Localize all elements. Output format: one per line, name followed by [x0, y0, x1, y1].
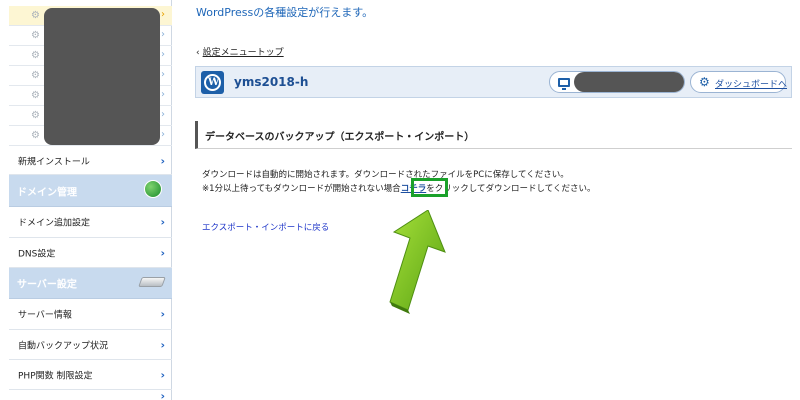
hint-suffix: をクリックしてダウンロードしてください。 — [426, 184, 596, 194]
section-heading: データベースのバックアップ（エクスポート・インポート） — [195, 121, 792, 149]
page-description: WordPressの各種設定が行えます。 — [196, 6, 374, 19]
site-bar: W yms2018-h ⚙ ダッシュボードへ — [195, 66, 792, 98]
site-name: yms2018-h — [234, 75, 309, 89]
chevron-right-icon: › — [160, 246, 165, 259]
sidebar-item-partial[interactable]: › — [9, 390, 172, 400]
chevron-right-icon: › — [160, 338, 165, 351]
chevron-right-icon: › — [161, 69, 165, 80]
chevron-right-icon: › — [160, 215, 165, 229]
chevron-left-icon: ‹ — [196, 48, 200, 58]
sidebar-section-label: サーバー設定 — [17, 279, 77, 291]
pointer-arrow-icon — [389, 210, 446, 314]
gear-icon: ⚙ — [31, 10, 40, 21]
back-to-menu-link[interactable]: ‹ 設定メニュートップ — [196, 45, 284, 58]
dashboard-button[interactable]: ⚙ ダッシュボードへ — [690, 71, 788, 93]
hint-prefix: ※1分以上待ってもダウンロードが開始されない場合 — [202, 184, 401, 194]
sidebar-item-domain-add[interactable]: ドメイン追加設定 › — [9, 207, 172, 238]
site-url-button[interactable] — [549, 71, 685, 93]
return-export-import-link[interactable]: エクスポート・インポートに戻る — [202, 221, 329, 233]
gear-icon: ⚙ — [31, 90, 40, 101]
page: ⚙ › ⚙ › ⚙ › ⚙ › ⚙ › ⚙ › ⚙ › 新規インストール › ドメイン管理 ド… — [0, 0, 800, 400]
chevron-right-icon: › — [160, 389, 165, 400]
dashboard-label: ダッシュボードへ — [715, 80, 788, 90]
sidebar-item-label: PHP関数 制限設定 — [18, 371, 93, 381]
chevron-right-icon: › — [161, 9, 165, 20]
section-title: データベースのバックアップ（エクスポート・インポート） — [205, 132, 475, 143]
chevron-right-icon: › — [161, 129, 165, 140]
gear-icon: ⚙ — [31, 70, 40, 81]
gear-icon: ⚙ — [31, 110, 40, 121]
chevron-right-icon: › — [161, 49, 165, 60]
chevron-right-icon: › — [161, 89, 165, 100]
chevron-right-icon: › — [161, 109, 165, 120]
download-hint: ※1分以上待ってもダウンロードが開始されない場合コチラをクリックしてダウンロード… — [202, 182, 595, 194]
chevron-right-icon: › — [160, 307, 165, 321]
sidebar-item-label: 新規インストール — [18, 157, 90, 167]
gear-icon: ⚙ — [31, 30, 40, 41]
sidebar: ⚙ › ⚙ › ⚙ › ⚙ › ⚙ › ⚙ › ⚙ › 新規インストール › ドメイン管理 ド… — [9, 0, 172, 400]
sidebar-item-label: 自動バックアップ状況 — [18, 341, 109, 351]
sidebar-item-server-info[interactable]: サーバー情報 › — [9, 299, 172, 330]
server-icon — [138, 277, 166, 287]
sidebar-item-dns[interactable]: DNS設定 › — [9, 238, 172, 268]
download-message: ダウンロードは自動的に開始されます。ダウンロードされたファイルをPCに保存してく… — [202, 170, 569, 180]
redacted-url — [574, 72, 684, 92]
sidebar-item-label: ドメイン追加設定 — [18, 218, 91, 229]
gear-icon: ⚙ — [31, 130, 40, 141]
chevron-right-icon: › — [160, 368, 165, 381]
sidebar-item-php-restrict[interactable]: PHP関数 制限設定 › — [9, 360, 172, 390]
globe-icon — [144, 180, 162, 198]
monitor-icon — [558, 78, 570, 90]
chevron-right-icon: › — [161, 29, 165, 40]
sidebar-section-server: サーバー設定 — [9, 268, 172, 299]
gear-icon: ⚙ — [31, 50, 40, 61]
sidebar-item-label: DNS設定 — [18, 249, 56, 259]
sidebar-item-new-install[interactable]: 新規インストール › — [9, 147, 172, 175]
back-link-label: 設定メニュートップ — [202, 48, 284, 58]
sidebar-section-domain: ドメイン管理 — [9, 175, 172, 207]
sidebar-item-auto-backup[interactable]: 自動バックアップ状況 › — [9, 330, 172, 360]
sidebar-section-label: ドメイン管理 — [17, 187, 77, 198]
chevron-right-icon: › — [160, 154, 165, 167]
redacted-area — [44, 8, 160, 145]
highlight-box — [411, 178, 448, 197]
gear-icon: ⚙ — [699, 75, 710, 89]
sidebar-item-label: サーバー情報 — [18, 310, 72, 321]
wordpress-icon: W — [201, 71, 224, 94]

* **Stated problem**
Present every line of the entries above as a Markdown table with the columns No. and Entry Line, numbering the rows in order. Omit blank lines and the pictures.

* **Reply**
| No. | Entry Line |
|---|---|
| 1 | Localize all elements. Output format: one per line, name followed by [x0, y0, x1, y1]. |
| 2 | hint-suffix: をクリックしてダウンロードしてください。 — [426, 184, 596, 194] |
| 3 | section-heading: データベースのバックアップ（エクスポート・インポート） — [195, 121, 792, 149] |
| 4 | page-description: WordPressの各種設定が行えます。 — [196, 6, 374, 19] |
| 5 | site-bar: W yms2018-h ⚙ ダッシュボードへ — [195, 66, 792, 98] |
| 6 | site-name: yms2018-h — [234, 75, 309, 89] |
| 7 | chevron-right-icon: › — [160, 246, 165, 259] |
| 8 | sidebar-item-partial[interactable]: › — [9, 390, 172, 400] |
| 9 | chevron-right-icon: › — [160, 338, 165, 351] |
| 10 | chevron-right-icon: › — [161, 69, 165, 80] |
| 11 | chevron-right-icon: › — [160, 215, 165, 229] |
| 12 | chevron-left-icon: ‹ — [196, 48, 200, 58] |
| 13 | sidebar-section-label: サーバー設定 — [17, 279, 77, 291] |
| 14 | pointer-arrow-icon — [389, 210, 446, 314] |
| 15 | gear-icon: ⚙ — [31, 10, 40, 21] |
| 16 | back-to-menu-link[interactable]: ‹ 設定メニュートップ — [196, 45, 284, 58] |
| 17 | dashboard-button[interactable]: ⚙ ダッシュボードへ — [690, 71, 788, 93] |
| 18 | hint-prefix: ※1分以上待ってもダウンロードが開始されない場合 — [202, 184, 401, 194] |
| 19 | sidebar-item-domain-add[interactable]: ドメイン追加設定 › — [9, 207, 172, 238] |
| 20 | site-url-button[interactable] — [549, 71, 685, 93] |
| 21 | return-export-import-link[interactable]: エクスポート・インポートに戻る — [202, 221, 329, 233] |
| 22 | gear-icon: ⚙ — [31, 90, 40, 101] |
| 23 | page: ⚙ › ⚙ › ⚙ › ⚙ › ⚙ › ⚙ › ⚙ › 新規インストール › ドメイン管理 ド… — [0, 0, 800, 400] |
| 24 | chevron-right-icon: › — [160, 389, 165, 400] |
| 25 | dashboard-label: ダッシュボードへ — [715, 80, 788, 90] |
| 26 | sidebar-item-label: PHP関数 制限設定 — [18, 371, 93, 381] |
| 27 | chevron-right-icon: › — [161, 9, 165, 20] |
| 28 | section-title: データベースのバックアップ（エクスポート・インポート） — [205, 132, 475, 143] |
| 29 | chevron-right-icon: › — [161, 129, 165, 140] |
| 30 | gear-icon: ⚙ — [31, 70, 40, 81] |
| 31 | gear-icon: ⚙ — [31, 110, 40, 121] |
| 32 | chevron-right-icon: › — [161, 49, 165, 60] |
| 33 | chevron-right-icon: › — [161, 89, 165, 100] |
| 34 | chevron-right-icon: › — [161, 109, 165, 120] |
| 35 | download-hint: ※1分以上待ってもダウンロードが開始されない場合コチラをクリックしてダウンロード… — [202, 182, 595, 194] |
| 36 | chevron-right-icon: › — [160, 307, 165, 321] |
| 37 | sidebar-item-label: 新規インストール — [18, 157, 90, 167] |
| 38 | gear-icon: ⚙ — [31, 30, 40, 41] |
| 39 | sidebar: ⚙ › ⚙ › ⚙ › ⚙ › ⚙ › ⚙ › ⚙ › 新規インストール › ドメイン管理 ド… — [9, 0, 172, 400] |
| 40 | sidebar-item-label: 自動バックアップ状況 — [18, 341, 109, 351] |
| 41 | sidebar-item-server-info[interactable]: サーバー情報 › — [9, 299, 172, 330] |
| 42 | server-icon — [138, 277, 166, 287] |
| 43 | sidebar-item-dns[interactable]: DNS設定 › — [9, 238, 172, 268] |
| 44 | download-message: ダウンロードは自動的に開始されます。ダウンロードされたファイルをPCに保存してく… — [202, 170, 569, 180] |
| 45 | redacted-url — [574, 72, 684, 92] |
| 46 | sidebar-item-label: ドメイン追加設定 — [18, 218, 91, 229] |
| 47 | gear-icon: ⚙ — [31, 130, 40, 141] |
| 48 | chevron-right-icon: › — [160, 368, 165, 381] |
| 49 | sidebar-item-php-restrict[interactable]: PHP関数 制限設定 › — [9, 360, 172, 390] |
| 50 | globe-icon — [144, 180, 162, 198] |
| 51 | monitor-icon — [558, 78, 570, 90] |
| 52 | chevron-right-icon: › — [161, 29, 165, 40] |
| 53 | sidebar-section-server: サーバー設定 — [9, 268, 172, 299] |
| 54 | gear-icon: ⚙ — [31, 50, 40, 61] |
| 55 | sidebar-item-label: DNS設定 — [18, 249, 56, 259] |
| 56 | sidebar-item-new-install[interactable]: 新規インストール › — [9, 147, 172, 175] |
| 57 | back-link-label: 設定メニュートップ — [202, 48, 284, 58] |
| 58 | sidebar-section-domain: ドメイン管理 — [9, 175, 172, 207] |
| 59 | sidebar-item-auto-backup[interactable]: 自動バックアップ状況 › — [9, 330, 172, 360] |
| 60 | sidebar-section-label: ドメイン管理 — [17, 187, 77, 198] |
| 61 | chevron-right-icon: › — [160, 154, 165, 167] |
| 62 | redacted-area — [44, 8, 160, 145] |
| 63 | highlight-box — [411, 178, 448, 197] |
| 64 | gear-icon: ⚙ — [699, 75, 710, 89] |
| 65 | sidebar-item-label: サーバー情報 — [18, 310, 72, 321] |
| 66 | wordpress-icon: W — [201, 71, 224, 94] |